Using the listing below, report all lines holding the word "понижении".

_Stored data entries_.
__________

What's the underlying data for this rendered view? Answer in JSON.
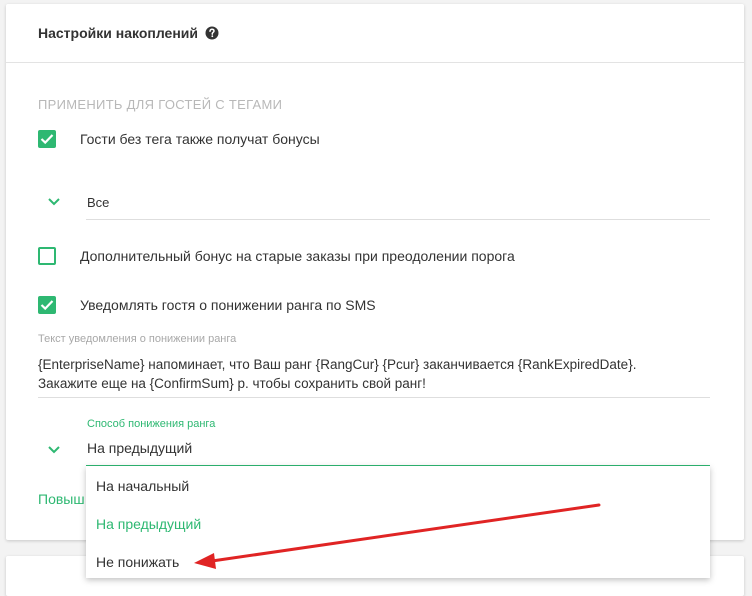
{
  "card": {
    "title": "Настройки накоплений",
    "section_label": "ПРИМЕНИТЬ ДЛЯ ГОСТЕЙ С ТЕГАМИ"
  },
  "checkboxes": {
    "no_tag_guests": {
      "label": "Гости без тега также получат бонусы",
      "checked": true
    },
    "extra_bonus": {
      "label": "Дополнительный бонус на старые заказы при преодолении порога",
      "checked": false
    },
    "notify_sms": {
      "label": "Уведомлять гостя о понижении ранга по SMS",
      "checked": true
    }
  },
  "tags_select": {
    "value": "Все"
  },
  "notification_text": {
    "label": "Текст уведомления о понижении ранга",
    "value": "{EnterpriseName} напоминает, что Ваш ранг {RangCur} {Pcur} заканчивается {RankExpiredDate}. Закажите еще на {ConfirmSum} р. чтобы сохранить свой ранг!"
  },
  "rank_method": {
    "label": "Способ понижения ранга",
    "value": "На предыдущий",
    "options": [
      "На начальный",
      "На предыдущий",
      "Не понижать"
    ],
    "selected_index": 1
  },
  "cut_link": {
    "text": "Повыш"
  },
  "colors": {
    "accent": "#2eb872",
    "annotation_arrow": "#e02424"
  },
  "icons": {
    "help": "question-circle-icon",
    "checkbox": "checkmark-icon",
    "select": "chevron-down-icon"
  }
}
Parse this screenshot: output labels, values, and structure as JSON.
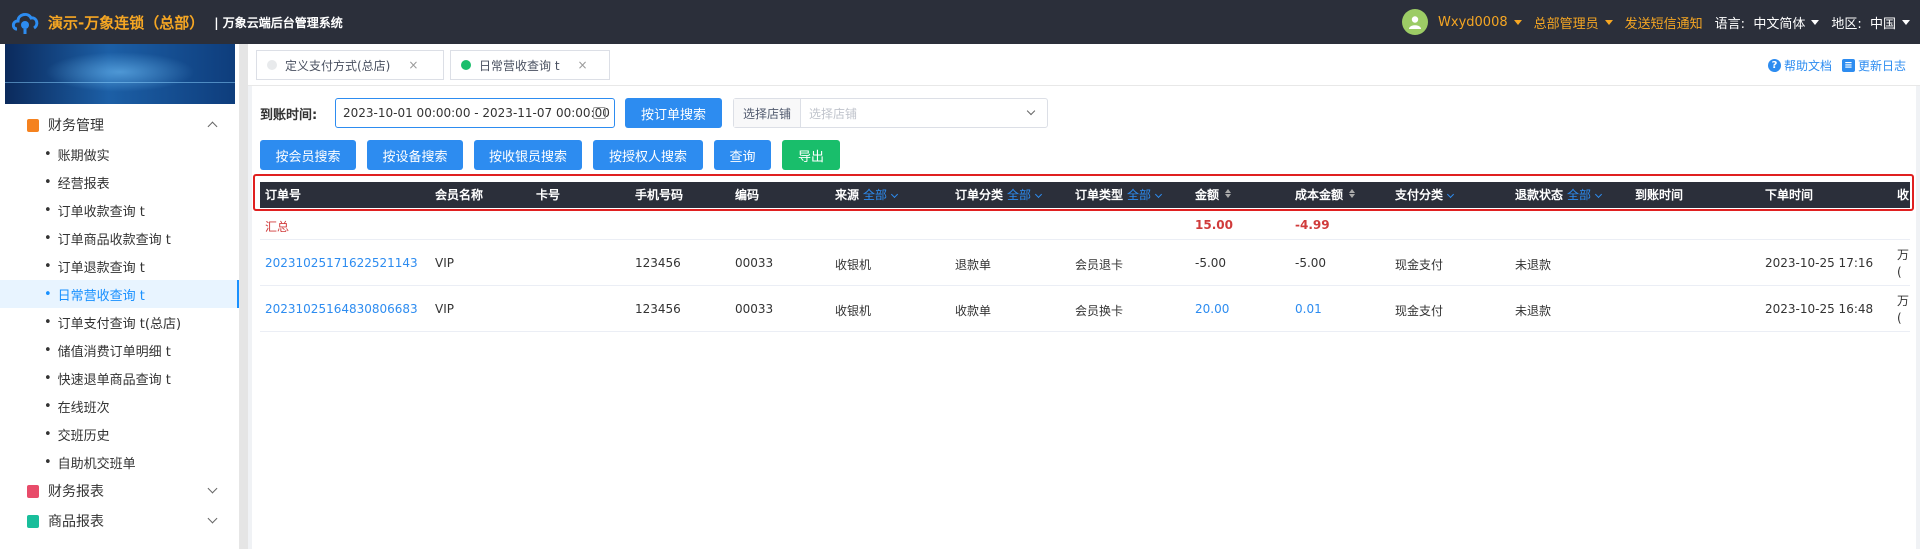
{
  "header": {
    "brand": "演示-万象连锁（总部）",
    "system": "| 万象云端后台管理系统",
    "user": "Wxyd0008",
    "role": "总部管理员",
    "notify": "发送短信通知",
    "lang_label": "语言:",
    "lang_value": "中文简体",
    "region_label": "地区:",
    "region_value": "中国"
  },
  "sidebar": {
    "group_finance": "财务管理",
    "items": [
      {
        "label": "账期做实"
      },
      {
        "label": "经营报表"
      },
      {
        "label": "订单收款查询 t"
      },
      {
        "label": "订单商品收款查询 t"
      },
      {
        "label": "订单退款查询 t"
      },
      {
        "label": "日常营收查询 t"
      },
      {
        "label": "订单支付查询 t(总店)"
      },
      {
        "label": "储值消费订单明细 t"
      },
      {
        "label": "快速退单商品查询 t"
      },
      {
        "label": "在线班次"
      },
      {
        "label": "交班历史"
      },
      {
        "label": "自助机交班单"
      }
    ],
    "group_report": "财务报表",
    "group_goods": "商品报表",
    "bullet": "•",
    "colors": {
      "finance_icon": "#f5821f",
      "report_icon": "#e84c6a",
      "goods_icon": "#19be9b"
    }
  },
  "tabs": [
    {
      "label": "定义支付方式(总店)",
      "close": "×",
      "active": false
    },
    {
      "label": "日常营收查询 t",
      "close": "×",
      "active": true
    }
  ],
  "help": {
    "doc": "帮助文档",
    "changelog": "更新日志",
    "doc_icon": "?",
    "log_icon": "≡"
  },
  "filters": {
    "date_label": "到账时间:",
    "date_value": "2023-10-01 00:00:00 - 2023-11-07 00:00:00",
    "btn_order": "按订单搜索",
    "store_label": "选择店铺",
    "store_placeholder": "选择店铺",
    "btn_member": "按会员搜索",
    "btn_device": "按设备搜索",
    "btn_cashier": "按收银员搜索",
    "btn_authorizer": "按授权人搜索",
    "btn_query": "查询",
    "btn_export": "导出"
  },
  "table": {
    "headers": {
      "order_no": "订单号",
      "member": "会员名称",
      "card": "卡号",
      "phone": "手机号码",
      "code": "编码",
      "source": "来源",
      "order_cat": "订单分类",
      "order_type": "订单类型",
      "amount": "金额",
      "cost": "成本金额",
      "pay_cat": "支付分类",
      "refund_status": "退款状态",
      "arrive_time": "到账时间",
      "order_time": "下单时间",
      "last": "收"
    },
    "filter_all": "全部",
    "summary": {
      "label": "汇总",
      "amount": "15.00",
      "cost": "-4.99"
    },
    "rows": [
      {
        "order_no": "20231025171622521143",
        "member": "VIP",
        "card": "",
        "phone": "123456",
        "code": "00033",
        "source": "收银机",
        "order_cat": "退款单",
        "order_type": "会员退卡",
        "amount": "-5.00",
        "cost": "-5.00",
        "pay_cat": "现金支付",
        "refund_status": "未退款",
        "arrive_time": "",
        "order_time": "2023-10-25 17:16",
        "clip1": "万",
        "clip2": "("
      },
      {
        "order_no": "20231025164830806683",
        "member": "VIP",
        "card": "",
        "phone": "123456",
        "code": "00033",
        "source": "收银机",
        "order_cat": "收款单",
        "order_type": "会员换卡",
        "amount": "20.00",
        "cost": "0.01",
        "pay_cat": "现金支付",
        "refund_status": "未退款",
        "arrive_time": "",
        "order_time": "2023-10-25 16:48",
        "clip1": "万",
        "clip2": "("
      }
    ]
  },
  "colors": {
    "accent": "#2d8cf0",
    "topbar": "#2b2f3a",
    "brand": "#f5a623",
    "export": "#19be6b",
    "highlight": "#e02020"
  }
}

__________

_SOLUTION TO THE EXERCISE_.
      "label": "Уведомлять гостя о понижении ранга по SMS",
    "label": "Текст уведомления о понижении ранга",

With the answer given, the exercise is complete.